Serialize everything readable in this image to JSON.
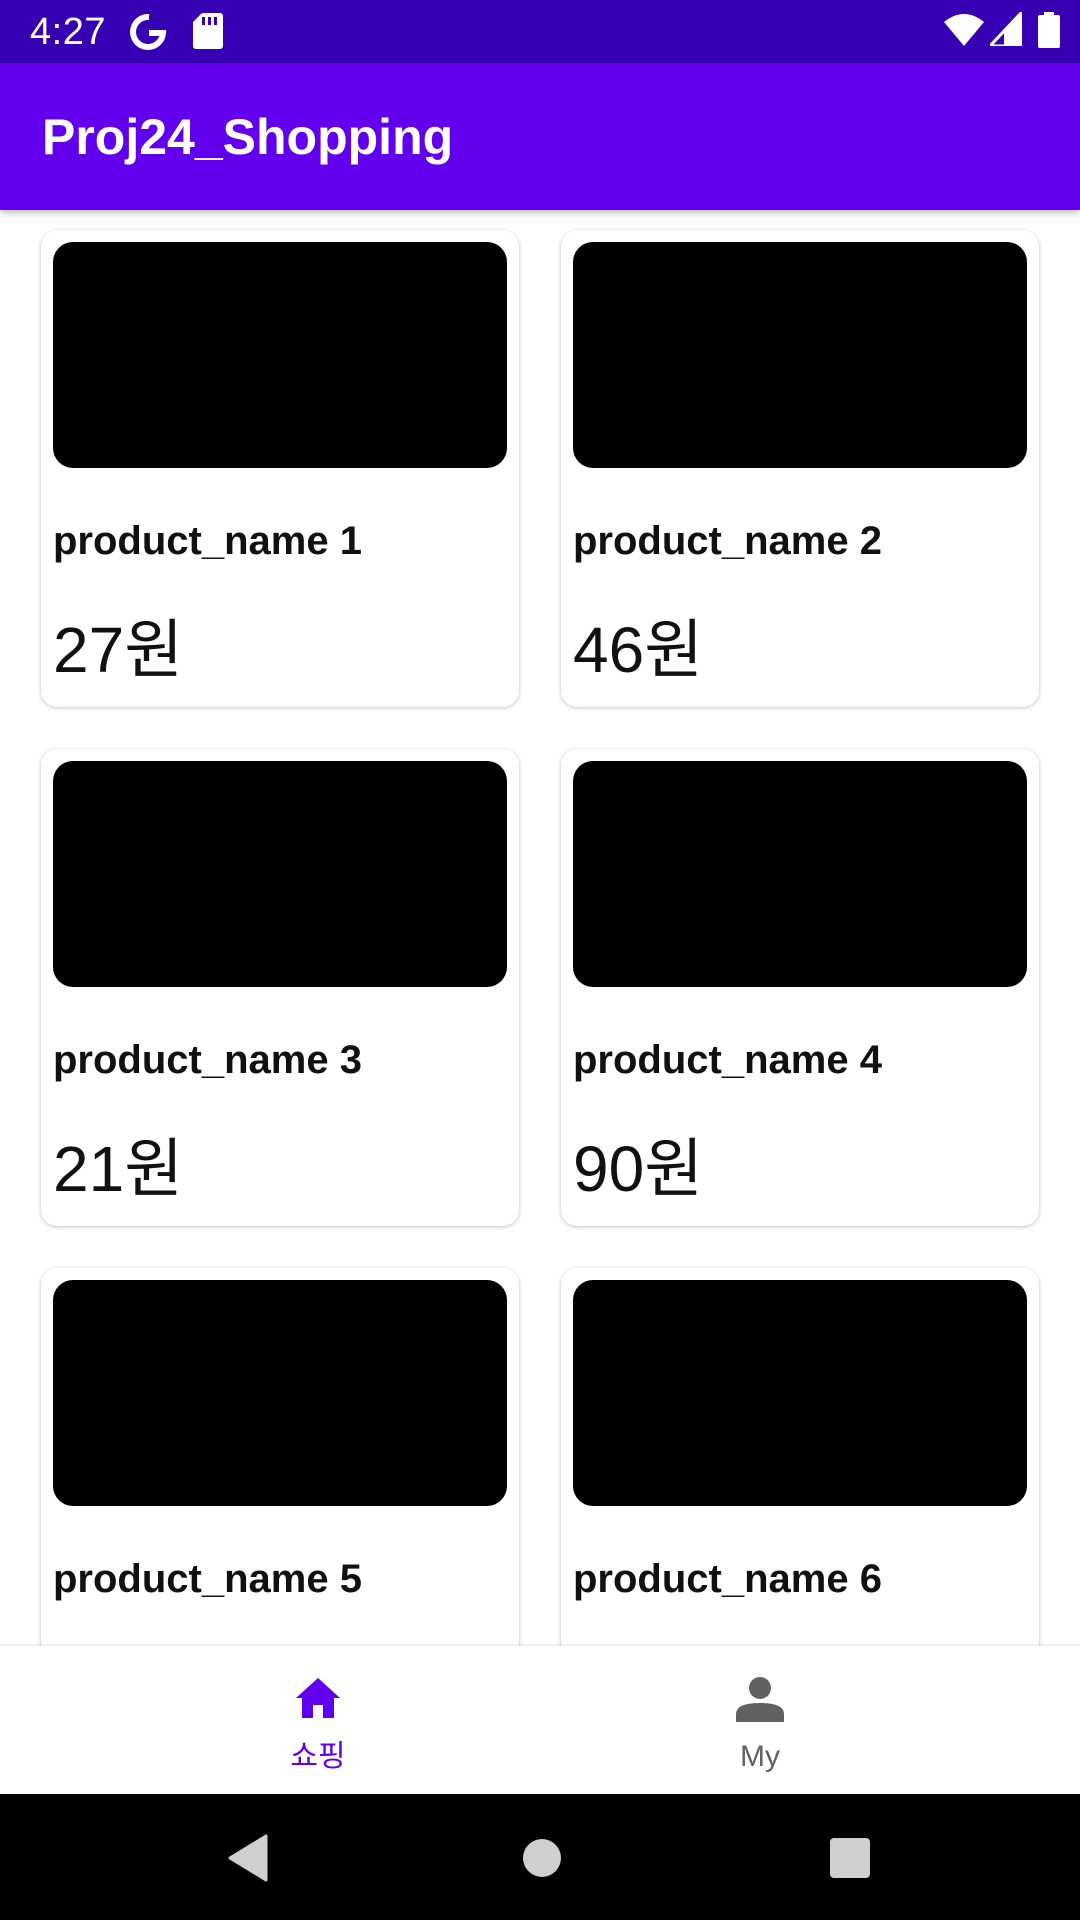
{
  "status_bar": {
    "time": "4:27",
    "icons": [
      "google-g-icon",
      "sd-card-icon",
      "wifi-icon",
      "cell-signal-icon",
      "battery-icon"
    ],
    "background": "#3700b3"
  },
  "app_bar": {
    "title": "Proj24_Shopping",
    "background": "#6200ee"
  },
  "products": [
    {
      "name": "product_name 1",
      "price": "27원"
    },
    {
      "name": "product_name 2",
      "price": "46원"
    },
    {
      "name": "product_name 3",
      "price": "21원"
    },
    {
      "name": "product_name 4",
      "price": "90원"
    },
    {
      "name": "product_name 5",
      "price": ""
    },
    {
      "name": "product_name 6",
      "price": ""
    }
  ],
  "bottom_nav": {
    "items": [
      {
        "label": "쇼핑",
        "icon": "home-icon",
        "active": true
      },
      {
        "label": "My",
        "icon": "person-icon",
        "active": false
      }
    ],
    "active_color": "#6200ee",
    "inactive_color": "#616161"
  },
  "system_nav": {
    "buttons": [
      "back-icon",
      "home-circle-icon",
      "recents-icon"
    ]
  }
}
.....
Write out all the records again, exactly, minus any pictures.

Serialize everything readable in this image to JSON.
{
  "status_bar": {
    "time": "4:27",
    "icons": [
      "google-g-icon",
      "sd-card-icon",
      "wifi-icon",
      "cell-signal-icon",
      "battery-icon"
    ],
    "background": "#3700b3"
  },
  "app_bar": {
    "title": "Proj24_Shopping",
    "background": "#6200ee"
  },
  "products": [
    {
      "name": "product_name 1",
      "price": "27원"
    },
    {
      "name": "product_name 2",
      "price": "46원"
    },
    {
      "name": "product_name 3",
      "price": "21원"
    },
    {
      "name": "product_name 4",
      "price": "90원"
    },
    {
      "name": "product_name 5",
      "price": ""
    },
    {
      "name": "product_name 6",
      "price": ""
    }
  ],
  "bottom_nav": {
    "items": [
      {
        "label": "쇼핑",
        "icon": "home-icon",
        "active": true
      },
      {
        "label": "My",
        "icon": "person-icon",
        "active": false
      }
    ],
    "active_color": "#6200ee",
    "inactive_color": "#616161"
  },
  "system_nav": {
    "buttons": [
      "back-icon",
      "home-circle-icon",
      "recents-icon"
    ]
  }
}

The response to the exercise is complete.